**Stored entries**:
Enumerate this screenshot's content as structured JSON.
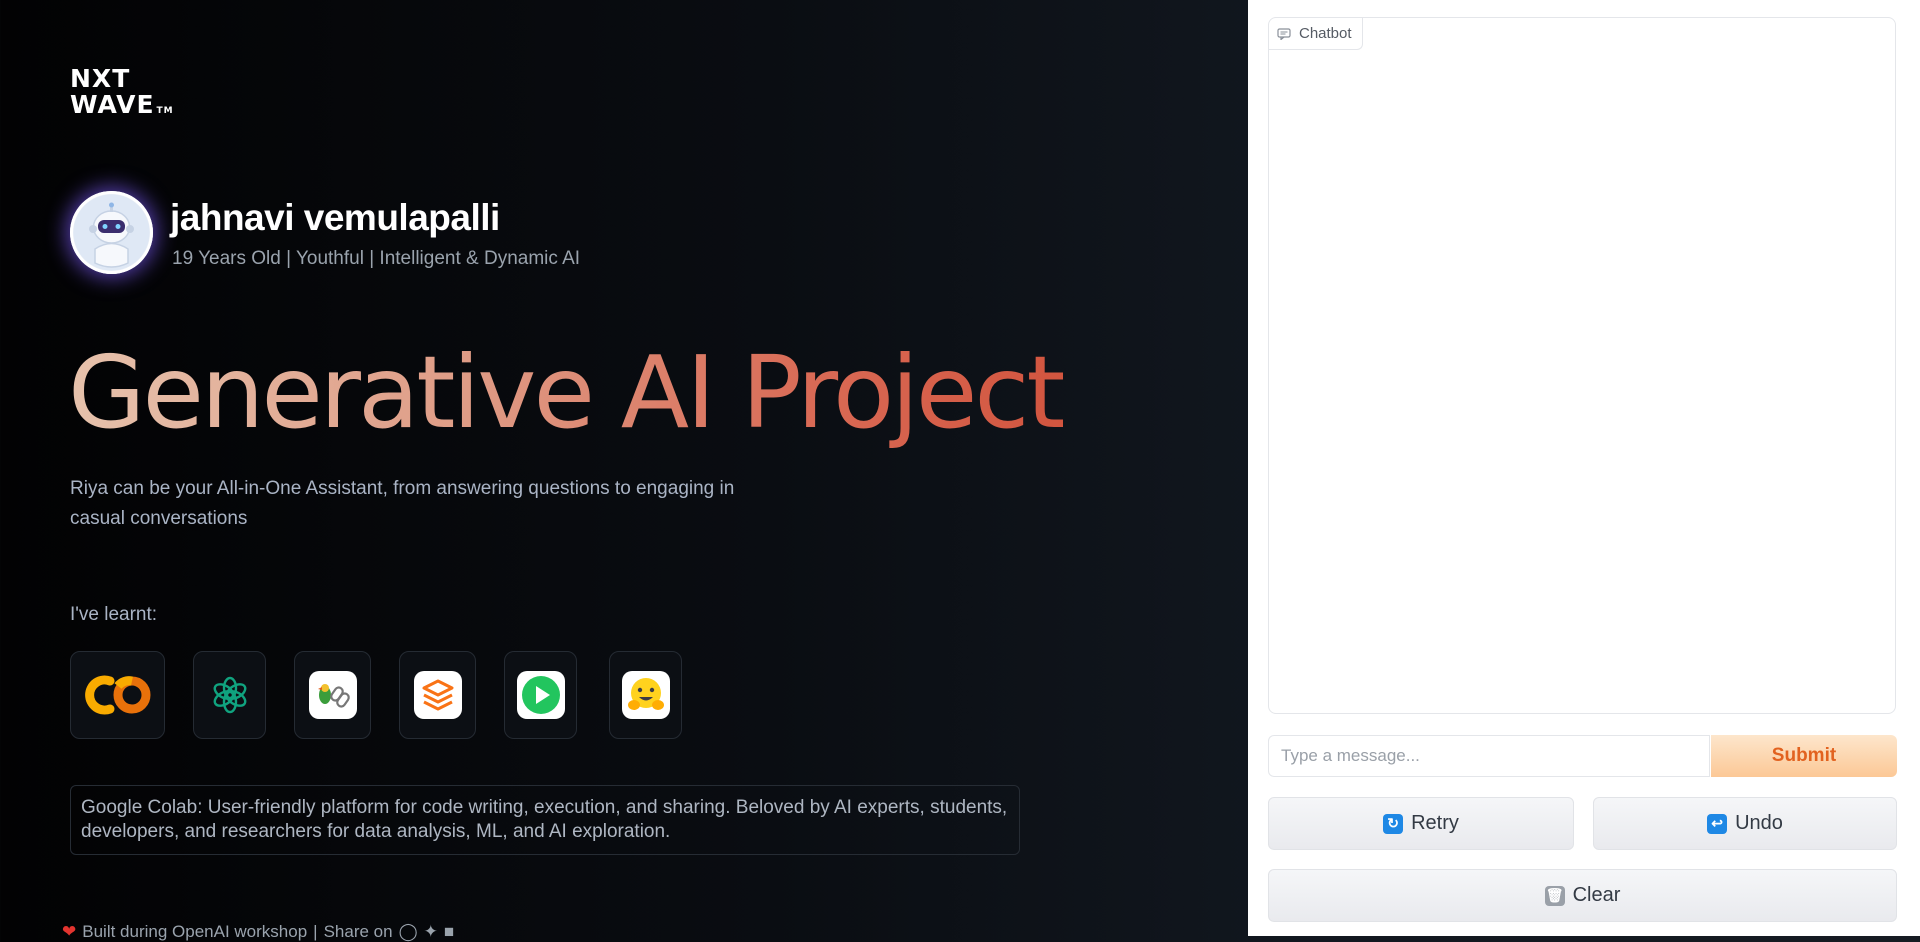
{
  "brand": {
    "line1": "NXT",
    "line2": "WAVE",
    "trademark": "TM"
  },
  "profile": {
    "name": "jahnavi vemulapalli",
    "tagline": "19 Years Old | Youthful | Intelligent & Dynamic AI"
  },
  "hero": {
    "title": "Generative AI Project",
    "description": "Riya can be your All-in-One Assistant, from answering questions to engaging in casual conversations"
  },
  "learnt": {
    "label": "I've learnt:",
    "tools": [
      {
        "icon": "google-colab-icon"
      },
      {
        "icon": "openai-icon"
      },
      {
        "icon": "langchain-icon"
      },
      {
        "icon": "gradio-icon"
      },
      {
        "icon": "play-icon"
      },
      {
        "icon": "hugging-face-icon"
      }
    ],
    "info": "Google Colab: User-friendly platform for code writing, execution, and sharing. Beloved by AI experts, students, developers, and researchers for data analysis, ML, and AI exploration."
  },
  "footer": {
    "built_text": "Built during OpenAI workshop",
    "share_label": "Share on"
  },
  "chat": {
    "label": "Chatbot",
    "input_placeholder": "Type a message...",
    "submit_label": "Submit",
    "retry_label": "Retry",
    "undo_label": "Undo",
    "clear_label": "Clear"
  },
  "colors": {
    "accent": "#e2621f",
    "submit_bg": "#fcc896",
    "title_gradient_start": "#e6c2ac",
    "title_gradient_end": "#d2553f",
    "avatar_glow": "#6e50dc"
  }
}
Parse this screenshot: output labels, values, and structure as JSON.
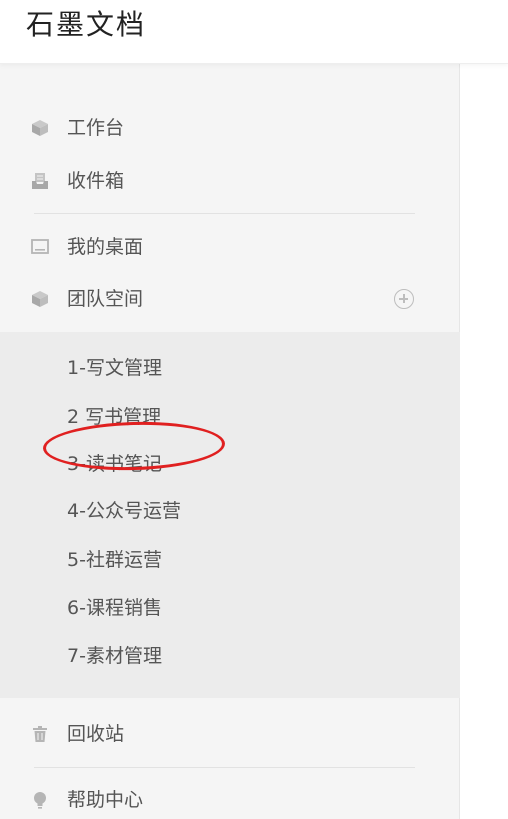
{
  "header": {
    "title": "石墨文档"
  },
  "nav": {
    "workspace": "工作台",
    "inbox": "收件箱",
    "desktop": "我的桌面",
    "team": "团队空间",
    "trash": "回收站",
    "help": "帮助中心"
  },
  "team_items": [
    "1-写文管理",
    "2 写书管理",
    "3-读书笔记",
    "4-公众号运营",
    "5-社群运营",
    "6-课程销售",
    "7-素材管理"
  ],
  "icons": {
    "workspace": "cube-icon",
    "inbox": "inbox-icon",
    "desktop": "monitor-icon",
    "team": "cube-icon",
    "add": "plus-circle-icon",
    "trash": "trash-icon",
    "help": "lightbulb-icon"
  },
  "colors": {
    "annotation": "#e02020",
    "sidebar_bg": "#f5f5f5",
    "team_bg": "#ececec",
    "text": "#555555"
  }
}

**Task brief**: Give the data again exactly as written, with all pictures left out.

**The result**:
Enumerate this screenshot's content as structured JSON.
{
  "brand": {
    "line1": "NXT",
    "line2": "WAVE",
    "trademark": "TM"
  },
  "profile": {
    "name": "jahnavi vemulapalli",
    "tagline": "19 Years Old | Youthful | Intelligent & Dynamic AI"
  },
  "hero": {
    "title": "Generative AI Project",
    "description": "Riya can be your All-in-One Assistant, from answering questions to engaging in casual conversations"
  },
  "learnt": {
    "label": "I've learnt:",
    "tools": [
      {
        "icon": "google-colab-icon"
      },
      {
        "icon": "openai-icon"
      },
      {
        "icon": "langchain-icon"
      },
      {
        "icon": "gradio-icon"
      },
      {
        "icon": "play-icon"
      },
      {
        "icon": "hugging-face-icon"
      }
    ],
    "info": "Google Colab: User-friendly platform for code writing, execution, and sharing. Beloved by AI experts, students, developers, and researchers for data analysis, ML, and AI exploration."
  },
  "footer": {
    "built_text": "Built during OpenAI workshop",
    "share_label": "Share on"
  },
  "chat": {
    "label": "Chatbot",
    "input_placeholder": "Type a message...",
    "submit_label": "Submit",
    "retry_label": "Retry",
    "undo_label": "Undo",
    "clear_label": "Clear"
  },
  "colors": {
    "accent": "#e2621f",
    "submit_bg": "#fcc896",
    "title_gradient_start": "#e6c2ac",
    "title_gradient_end": "#d2553f",
    "avatar_glow": "#6e50dc"
  }
}
Parse this screenshot: output labels, values, and structure as JSON.
{
  "header": {
    "title": "石墨文档"
  },
  "nav": {
    "workspace": "工作台",
    "inbox": "收件箱",
    "desktop": "我的桌面",
    "team": "团队空间",
    "trash": "回收站",
    "help": "帮助中心"
  },
  "team_items": [
    "1-写文管理",
    "2 写书管理",
    "3-读书笔记",
    "4-公众号运营",
    "5-社群运营",
    "6-课程销售",
    "7-素材管理"
  ],
  "icons": {
    "workspace": "cube-icon",
    "inbox": "inbox-icon",
    "desktop": "monitor-icon",
    "team": "cube-icon",
    "add": "plus-circle-icon",
    "trash": "trash-icon",
    "help": "lightbulb-icon"
  },
  "colors": {
    "annotation": "#e02020",
    "sidebar_bg": "#f5f5f5",
    "team_bg": "#ececec",
    "text": "#555555"
  }
}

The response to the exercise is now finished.